Условие задания:
Пожалуйста, напишите продолжение текста о японцах и японских женщинах, начиная сразу после его последнего предложения.

----- Приведённый текст -----

По моему, может быть, несколько смелому убеждению, японцы так же цивилизованы, как и мы. Но, достигнув своей цели в короткое время, они не успели усвоить себе роскошь и чувственность, неразрывно связанные с утонченностью и техническими усовершенствованиями цивилизации. Японцы будто бы обладали девственной почвой, которая дала им возможность исключить из жатвы все плевелы и чужеядные растения, так угрожающие взять верх на истощенной почве более старой культуры. Большинство людей производит впечатление тиходумов, мозг которых, кажется, работает с большим усилием. Это мешает им быть собеседниками, но, с другой стороны, они думают основательно; идеи их здравы, и они никогда не болтают о пустяках, исключая случаи, когда они делают это нарочно. Достаточно прибавить, что мои заключения я вывел из знакомства с их передовыми людьми.
Японские женщины еще до сего времени не эмансипированы. Они встают из-за стола после своих мужей и хозяев и занимают второстепенное место в прямом и переносном смысле слова. Однако, если бы европейцы и американцы попробовали бы основать свою критику на этих обстоятельствах, японцы могли бы найти сильное возражение в том, что последствия этого в том, что их женщины одни из самых очаровательных в мире. Наружность может быть делом вкуса, но не очарование. Улыбка японской девушки обворожительна. Она производит впечатление чрезвычайной доброты, и я уверен, что ее наружность не обманчива. В ней есть что-то детское, и вместе с тем она так рассудительна и, как говорят, очень храбра, чему я вполне верю. Но в ней есть еще нечто другое. Она по своему существу чрезвычайно женственна. Женщины Азии до сих пор еще обладают тайной женственности, которую, по всем признакам, наши западные женщины уже начинают терять. Мужчины всегда были эгоистичны, но теперь цивилизации угрожает страшная опасность в виде образа американской женщины и ее подражательниц в Европе.

----- Исходные материалы -----

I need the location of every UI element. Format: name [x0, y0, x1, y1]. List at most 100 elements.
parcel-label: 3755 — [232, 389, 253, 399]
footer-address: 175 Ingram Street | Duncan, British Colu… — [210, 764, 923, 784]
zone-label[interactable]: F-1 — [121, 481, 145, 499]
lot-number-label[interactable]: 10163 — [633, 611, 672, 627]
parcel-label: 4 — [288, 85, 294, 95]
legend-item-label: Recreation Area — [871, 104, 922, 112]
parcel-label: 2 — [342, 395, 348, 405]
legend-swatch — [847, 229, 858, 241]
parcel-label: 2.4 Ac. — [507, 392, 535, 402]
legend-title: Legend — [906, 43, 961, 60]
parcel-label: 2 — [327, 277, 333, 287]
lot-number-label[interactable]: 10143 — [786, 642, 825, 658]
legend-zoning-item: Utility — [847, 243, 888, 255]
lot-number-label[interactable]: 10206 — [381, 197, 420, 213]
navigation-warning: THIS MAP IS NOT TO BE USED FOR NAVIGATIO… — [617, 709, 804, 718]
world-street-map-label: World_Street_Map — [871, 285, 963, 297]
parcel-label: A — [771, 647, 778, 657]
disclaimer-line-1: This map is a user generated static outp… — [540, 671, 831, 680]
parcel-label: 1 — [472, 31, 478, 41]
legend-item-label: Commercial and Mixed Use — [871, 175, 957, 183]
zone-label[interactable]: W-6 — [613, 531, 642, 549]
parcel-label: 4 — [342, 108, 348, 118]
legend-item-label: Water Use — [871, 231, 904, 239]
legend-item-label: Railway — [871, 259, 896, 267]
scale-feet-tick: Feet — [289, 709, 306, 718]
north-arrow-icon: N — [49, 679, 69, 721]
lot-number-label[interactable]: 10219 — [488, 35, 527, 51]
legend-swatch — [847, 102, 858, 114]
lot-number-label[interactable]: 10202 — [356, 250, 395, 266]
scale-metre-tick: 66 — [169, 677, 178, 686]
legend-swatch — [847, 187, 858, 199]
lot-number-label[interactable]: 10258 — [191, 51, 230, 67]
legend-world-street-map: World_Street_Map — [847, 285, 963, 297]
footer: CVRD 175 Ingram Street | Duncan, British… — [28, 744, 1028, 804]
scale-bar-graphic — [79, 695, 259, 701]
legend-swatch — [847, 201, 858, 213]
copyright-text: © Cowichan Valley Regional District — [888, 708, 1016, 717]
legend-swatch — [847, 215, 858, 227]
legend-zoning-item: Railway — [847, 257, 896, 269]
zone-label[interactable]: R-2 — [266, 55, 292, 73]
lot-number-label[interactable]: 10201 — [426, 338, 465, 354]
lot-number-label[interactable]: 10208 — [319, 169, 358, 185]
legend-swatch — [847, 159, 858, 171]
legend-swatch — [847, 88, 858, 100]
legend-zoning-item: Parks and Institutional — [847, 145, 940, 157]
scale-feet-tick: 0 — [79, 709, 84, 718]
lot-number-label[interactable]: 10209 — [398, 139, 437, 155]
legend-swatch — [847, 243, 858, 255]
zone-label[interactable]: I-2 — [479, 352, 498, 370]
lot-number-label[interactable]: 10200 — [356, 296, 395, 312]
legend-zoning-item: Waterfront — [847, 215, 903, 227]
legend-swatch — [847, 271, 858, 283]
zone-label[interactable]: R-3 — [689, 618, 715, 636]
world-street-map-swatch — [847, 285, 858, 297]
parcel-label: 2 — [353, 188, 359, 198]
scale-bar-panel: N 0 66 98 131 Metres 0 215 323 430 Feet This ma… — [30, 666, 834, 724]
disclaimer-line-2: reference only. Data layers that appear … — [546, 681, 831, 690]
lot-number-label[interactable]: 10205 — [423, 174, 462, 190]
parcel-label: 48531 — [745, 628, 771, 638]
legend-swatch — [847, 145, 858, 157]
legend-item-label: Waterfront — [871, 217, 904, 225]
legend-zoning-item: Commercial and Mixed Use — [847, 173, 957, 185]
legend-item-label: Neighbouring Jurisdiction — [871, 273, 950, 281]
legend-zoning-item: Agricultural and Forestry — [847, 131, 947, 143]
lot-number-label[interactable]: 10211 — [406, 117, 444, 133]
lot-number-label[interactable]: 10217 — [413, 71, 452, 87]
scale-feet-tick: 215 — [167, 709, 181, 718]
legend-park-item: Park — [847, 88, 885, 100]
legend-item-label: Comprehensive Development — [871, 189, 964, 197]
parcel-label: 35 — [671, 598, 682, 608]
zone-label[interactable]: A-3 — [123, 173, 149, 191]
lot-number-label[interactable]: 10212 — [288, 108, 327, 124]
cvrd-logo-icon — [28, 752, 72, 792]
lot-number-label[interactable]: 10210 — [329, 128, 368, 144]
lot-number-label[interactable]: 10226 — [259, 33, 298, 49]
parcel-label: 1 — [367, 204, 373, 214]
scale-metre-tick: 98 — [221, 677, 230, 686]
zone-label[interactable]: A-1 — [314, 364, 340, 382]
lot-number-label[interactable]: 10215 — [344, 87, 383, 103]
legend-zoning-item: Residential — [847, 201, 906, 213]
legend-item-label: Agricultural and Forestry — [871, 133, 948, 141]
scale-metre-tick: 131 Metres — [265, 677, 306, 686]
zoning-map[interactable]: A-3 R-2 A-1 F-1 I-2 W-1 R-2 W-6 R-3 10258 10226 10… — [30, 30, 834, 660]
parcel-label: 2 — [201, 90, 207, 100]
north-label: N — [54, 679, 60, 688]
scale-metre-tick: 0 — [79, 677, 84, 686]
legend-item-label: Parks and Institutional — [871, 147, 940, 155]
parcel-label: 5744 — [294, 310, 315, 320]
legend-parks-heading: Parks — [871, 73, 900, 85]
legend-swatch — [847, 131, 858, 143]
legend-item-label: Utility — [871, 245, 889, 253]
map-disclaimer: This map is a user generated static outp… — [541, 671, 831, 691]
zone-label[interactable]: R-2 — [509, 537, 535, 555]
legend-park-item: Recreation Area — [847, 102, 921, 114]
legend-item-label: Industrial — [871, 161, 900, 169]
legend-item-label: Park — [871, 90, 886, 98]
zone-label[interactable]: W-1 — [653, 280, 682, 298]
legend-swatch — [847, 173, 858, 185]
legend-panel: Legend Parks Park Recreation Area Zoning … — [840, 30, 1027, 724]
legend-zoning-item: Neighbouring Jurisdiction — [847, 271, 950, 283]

-----

Ответ:
В Японии круг деятельности обоих полов до сих пор еще совершенно различен. Хотя это, может быть, и вызовет чувство возмущения у иностранной женщины, но, по-видимому, здесь это ведет к всеобщему счастью. И не только к всеобщему счастью, но и к пользе для военного дела. Женщины, занятые держанием экзаменов, общественными удовольствиями, спортом, играми с перерывами для флирта, вряд ли найдут столько времени, чтобы пробудить юное воображение своих детей.
По образованию, как я уже намекнул, японцы стоят выше англичан. В особенности, если сравнивать представителей высших и низших классов населения обеих стран. Самая существенная причина этому заключается, по моему мнению, в том бесспорном факте, что в Англии ни мальчики, ни юноши не проявляют особого рвения к учению. Японцы же всех возрастов и сословий как бы горят желанием расширить круг своих знаний и усовершенствовать самих себя. Одни шотландские мальчики во всем Соединенном королевстве имеют небольшое природное влечение к наукам, но и они никак не могут выдержать сравнения с японцами. Если бы японская молодежь имела бы профессоров, склонных скорее обучать их атлетике, чем наукам, то они не нуждались бы в помощи своих родителей, чтобы осилить работу в таком учреждении. Даже слуга мой и тот постоянно старается извлечь из меня несколько уроков английского языка дешевым способом, и хотя я и вижу насквозь его хитрости, и он мне надоедает этой своей манерой, но я втайне восхищаюсь его честолюбием.